Task prompt: Scan the records for the string "grid"; copy each line where it occurs.

[START OF Data]

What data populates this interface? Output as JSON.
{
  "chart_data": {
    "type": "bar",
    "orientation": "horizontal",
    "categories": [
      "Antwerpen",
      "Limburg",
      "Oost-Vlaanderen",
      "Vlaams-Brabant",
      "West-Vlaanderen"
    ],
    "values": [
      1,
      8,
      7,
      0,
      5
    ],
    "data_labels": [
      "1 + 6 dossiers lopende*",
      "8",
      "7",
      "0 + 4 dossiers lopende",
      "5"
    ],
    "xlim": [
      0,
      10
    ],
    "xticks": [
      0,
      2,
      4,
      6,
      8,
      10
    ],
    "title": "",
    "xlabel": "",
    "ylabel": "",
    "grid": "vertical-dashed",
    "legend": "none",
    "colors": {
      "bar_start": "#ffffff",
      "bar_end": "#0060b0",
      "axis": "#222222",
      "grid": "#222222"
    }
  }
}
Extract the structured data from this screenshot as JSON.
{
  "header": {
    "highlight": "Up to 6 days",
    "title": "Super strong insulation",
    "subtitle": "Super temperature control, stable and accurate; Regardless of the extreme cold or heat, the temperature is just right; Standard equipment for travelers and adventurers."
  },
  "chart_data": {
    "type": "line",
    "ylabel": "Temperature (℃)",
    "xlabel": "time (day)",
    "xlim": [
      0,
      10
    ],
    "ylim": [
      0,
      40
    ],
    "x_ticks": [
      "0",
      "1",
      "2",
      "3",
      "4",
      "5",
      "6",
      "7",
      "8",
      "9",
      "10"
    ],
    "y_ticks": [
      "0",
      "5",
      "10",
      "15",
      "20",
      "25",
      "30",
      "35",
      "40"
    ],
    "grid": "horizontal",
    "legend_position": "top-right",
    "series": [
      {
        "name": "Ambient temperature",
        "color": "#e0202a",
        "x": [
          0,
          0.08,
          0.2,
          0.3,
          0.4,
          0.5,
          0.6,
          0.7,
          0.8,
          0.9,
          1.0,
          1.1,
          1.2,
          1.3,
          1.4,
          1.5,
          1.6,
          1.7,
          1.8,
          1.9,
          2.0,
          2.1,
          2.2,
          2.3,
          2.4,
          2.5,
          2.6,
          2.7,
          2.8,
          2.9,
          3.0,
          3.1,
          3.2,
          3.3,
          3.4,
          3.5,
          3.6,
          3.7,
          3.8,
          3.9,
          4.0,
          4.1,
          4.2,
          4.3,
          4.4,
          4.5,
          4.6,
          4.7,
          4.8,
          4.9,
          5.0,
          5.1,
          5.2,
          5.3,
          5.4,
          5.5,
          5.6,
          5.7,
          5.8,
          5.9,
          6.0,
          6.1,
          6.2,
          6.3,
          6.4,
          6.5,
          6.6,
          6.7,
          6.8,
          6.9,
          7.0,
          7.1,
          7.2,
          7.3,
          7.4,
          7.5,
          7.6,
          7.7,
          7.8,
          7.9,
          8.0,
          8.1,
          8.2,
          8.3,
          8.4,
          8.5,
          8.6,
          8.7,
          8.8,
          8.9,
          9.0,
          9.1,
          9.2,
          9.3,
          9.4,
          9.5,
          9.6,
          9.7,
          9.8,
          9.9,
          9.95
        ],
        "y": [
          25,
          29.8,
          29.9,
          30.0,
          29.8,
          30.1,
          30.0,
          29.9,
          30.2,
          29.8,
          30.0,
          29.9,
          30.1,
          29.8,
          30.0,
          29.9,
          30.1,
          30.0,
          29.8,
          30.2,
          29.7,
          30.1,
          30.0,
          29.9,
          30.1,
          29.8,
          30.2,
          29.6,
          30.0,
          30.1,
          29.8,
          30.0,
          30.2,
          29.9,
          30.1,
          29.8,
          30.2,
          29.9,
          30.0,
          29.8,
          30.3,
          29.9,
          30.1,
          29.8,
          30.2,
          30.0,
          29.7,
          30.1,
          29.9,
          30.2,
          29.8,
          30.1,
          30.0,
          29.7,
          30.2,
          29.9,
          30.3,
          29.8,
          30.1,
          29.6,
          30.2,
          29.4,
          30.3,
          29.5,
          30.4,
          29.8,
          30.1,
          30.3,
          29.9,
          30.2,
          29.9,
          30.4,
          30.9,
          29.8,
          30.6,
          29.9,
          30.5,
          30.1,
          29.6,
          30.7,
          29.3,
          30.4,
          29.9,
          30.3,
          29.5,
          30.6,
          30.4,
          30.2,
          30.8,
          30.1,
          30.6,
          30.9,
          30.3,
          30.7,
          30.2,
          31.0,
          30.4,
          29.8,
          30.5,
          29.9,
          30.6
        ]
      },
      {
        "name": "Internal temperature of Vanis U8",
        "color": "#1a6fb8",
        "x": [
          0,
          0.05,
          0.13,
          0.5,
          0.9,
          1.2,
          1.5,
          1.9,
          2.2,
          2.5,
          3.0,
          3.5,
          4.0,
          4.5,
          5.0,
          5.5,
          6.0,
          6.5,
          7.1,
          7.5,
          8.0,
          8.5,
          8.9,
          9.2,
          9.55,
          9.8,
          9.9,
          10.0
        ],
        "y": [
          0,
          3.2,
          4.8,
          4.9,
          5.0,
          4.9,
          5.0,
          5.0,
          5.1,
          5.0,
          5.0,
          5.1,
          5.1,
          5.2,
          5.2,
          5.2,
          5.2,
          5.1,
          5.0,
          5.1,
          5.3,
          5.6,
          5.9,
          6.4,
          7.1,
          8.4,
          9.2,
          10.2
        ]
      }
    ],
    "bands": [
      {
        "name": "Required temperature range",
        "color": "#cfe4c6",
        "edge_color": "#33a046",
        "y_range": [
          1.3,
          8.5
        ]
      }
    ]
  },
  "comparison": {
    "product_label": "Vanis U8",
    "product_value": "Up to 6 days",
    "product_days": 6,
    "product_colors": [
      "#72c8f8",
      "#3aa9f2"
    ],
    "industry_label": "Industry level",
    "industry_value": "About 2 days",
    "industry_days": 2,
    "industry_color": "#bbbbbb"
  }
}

[END OF Data]

Task result:
    "grid": "vertical-dashed",
      "grid": "#222222"
    "grid": "horizontal",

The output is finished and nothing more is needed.